- **EXERCISE AIM**: Here are some records; return them all exactly.
** Start of MATERIAL SUPPLIED **
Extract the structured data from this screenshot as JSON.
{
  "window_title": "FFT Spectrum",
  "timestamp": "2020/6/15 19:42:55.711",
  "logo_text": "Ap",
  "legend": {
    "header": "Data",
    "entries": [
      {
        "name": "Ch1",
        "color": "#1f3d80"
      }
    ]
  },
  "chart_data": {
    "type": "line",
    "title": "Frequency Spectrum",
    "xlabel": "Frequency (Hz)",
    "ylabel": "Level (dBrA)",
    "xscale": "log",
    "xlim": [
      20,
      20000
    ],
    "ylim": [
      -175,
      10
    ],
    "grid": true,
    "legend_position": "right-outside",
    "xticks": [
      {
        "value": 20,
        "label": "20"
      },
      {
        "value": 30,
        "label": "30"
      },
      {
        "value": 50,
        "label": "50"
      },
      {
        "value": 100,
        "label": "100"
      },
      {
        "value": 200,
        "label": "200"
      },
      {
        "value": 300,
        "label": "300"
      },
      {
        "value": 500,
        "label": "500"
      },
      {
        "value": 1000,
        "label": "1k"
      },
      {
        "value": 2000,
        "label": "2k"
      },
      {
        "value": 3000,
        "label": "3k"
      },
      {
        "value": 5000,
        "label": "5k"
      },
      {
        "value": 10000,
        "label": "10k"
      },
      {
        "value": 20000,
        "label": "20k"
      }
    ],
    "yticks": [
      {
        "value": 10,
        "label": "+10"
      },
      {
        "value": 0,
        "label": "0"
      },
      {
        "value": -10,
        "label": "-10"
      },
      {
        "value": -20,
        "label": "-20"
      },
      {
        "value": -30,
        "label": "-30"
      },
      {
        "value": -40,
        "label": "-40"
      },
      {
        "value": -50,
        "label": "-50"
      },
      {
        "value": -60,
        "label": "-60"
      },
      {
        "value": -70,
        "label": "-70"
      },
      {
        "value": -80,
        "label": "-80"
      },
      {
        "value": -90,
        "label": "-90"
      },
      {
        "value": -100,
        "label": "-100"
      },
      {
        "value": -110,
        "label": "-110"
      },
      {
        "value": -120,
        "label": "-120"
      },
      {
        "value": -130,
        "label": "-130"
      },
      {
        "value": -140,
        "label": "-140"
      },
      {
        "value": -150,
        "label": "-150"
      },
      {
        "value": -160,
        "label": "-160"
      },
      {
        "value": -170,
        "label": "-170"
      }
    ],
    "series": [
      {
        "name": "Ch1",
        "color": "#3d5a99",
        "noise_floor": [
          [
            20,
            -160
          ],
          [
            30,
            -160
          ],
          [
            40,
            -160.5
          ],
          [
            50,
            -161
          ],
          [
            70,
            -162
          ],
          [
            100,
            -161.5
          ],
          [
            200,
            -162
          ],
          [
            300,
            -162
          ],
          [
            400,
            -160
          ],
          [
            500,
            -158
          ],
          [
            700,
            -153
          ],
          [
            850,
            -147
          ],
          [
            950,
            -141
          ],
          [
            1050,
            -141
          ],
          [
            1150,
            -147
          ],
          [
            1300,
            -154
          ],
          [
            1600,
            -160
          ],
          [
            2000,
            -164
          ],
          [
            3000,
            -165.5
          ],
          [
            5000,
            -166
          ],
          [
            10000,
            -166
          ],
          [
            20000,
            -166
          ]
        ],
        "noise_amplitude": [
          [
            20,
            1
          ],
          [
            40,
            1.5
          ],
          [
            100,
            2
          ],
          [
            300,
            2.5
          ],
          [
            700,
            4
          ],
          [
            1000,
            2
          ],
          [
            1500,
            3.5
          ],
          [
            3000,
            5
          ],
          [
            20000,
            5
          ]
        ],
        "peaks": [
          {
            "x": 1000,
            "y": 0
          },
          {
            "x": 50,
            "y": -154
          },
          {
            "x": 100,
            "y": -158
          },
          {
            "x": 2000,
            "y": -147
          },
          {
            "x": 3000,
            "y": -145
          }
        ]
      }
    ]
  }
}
** End of MATERIAL SUPPLIED **
- **EXPECTED ANSWER**:
Extract the structured data from this screenshot as JSON.
{
  "window_title": "FFT Spectrum",
  "timestamp": "2020/6/15 19:42:55.711",
  "logo_text": "Ap",
  "legend": {
    "header": "Data",
    "entries": [
      {
        "name": "Ch1",
        "color": "#1f3d80"
      }
    ]
  },
  "chart_data": {
    "type": "line",
    "title": "Frequency Spectrum",
    "xlabel": "Frequency (Hz)",
    "ylabel": "Level (dBrA)",
    "xscale": "log",
    "xlim": [
      20,
      20000
    ],
    "ylim": [
      -175,
      10
    ],
    "grid": true,
    "legend_position": "right-outside",
    "xticks": [
      {
        "value": 20,
        "label": "20"
      },
      {
        "value": 30,
        "label": "30"
      },
      {
        "value": 50,
        "label": "50"
      },
      {
        "value": 100,
        "label": "100"
      },
      {
        "value": 200,
        "label": "200"
      },
      {
        "value": 300,
        "label": "300"
      },
      {
        "value": 500,
        "label": "500"
      },
      {
        "value": 1000,
        "label": "1k"
      },
      {
        "value": 2000,
        "label": "2k"
      },
      {
        "value": 3000,
        "label": "3k"
      },
      {
        "value": 5000,
        "label": "5k"
      },
      {
        "value": 10000,
        "label": "10k"
      },
      {
        "value": 20000,
        "label": "20k"
      }
    ],
    "yticks": [
      {
        "value": 10,
        "label": "+10"
      },
      {
        "value": 0,
        "label": "0"
      },
      {
        "value": -10,
        "label": "-10"
      },
      {
        "value": -20,
        "label": "-20"
      },
      {
        "value": -30,
        "label": "-30"
      },
      {
        "value": -40,
        "label": "-40"
      },
      {
        "value": -50,
        "label": "-50"
      },
      {
        "value": -60,
        "label": "-60"
      },
      {
        "value": -70,
        "label": "-70"
      },
      {
        "value": -80,
        "label": "-80"
      },
      {
        "value": -90,
        "label": "-90"
      },
      {
        "value": -100,
        "label": "-100"
      },
      {
        "value": -110,
        "label": "-110"
      },
      {
        "value": -120,
        "label": "-120"
      },
      {
        "value": -130,
        "label": "-130"
      },
      {
        "value": -140,
        "label": "-140"
      },
      {
        "value": -150,
        "label": "-150"
      },
      {
        "value": -160,
        "label": "-160"
      },
      {
        "value": -170,
        "label": "-170"
      }
    ],
    "series": [
      {
        "name": "Ch1",
        "color": "#3d5a99",
        "noise_floor": [
          [
            20,
            -160
          ],
          [
            30,
            -160
          ],
          [
            40,
            -160.5
          ],
          [
            50,
            -161
          ],
          [
            70,
            -162
          ],
          [
            100,
            -161.5
          ],
          [
            200,
            -162
          ],
          [
            300,
            -162
          ],
          [
            400,
            -160
          ],
          [
            500,
            -158
          ],
          [
            700,
            -153
          ],
          [
            850,
            -147
          ],
          [
            950,
            -141
          ],
          [
            1050,
            -141
          ],
          [
            1150,
            -147
          ],
          [
            1300,
            -154
          ],
          [
            1600,
            -160
          ],
          [
            2000,
            -164
          ],
          [
            3000,
            -165.5
          ],
          [
            5000,
            -166
          ],
          [
            10000,
            -166
          ],
          [
            20000,
            -166
          ]
        ],
        "noise_amplitude": [
          [
            20,
            1
          ],
          [
            40,
            1.5
          ],
          [
            100,
            2
          ],
          [
            300,
            2.5
          ],
          [
            700,
            4
          ],
          [
            1000,
            2
          ],
          [
            1500,
            3.5
          ],
          [
            3000,
            5
          ],
          [
            20000,
            5
          ]
        ],
        "peaks": [
          {
            "x": 1000,
            "y": 0
          },
          {
            "x": 50,
            "y": -154
          },
          {
            "x": 100,
            "y": -158
          },
          {
            "x": 2000,
            "y": -147
          },
          {
            "x": 3000,
            "y": -145
          }
        ]
      }
    ]
  }
}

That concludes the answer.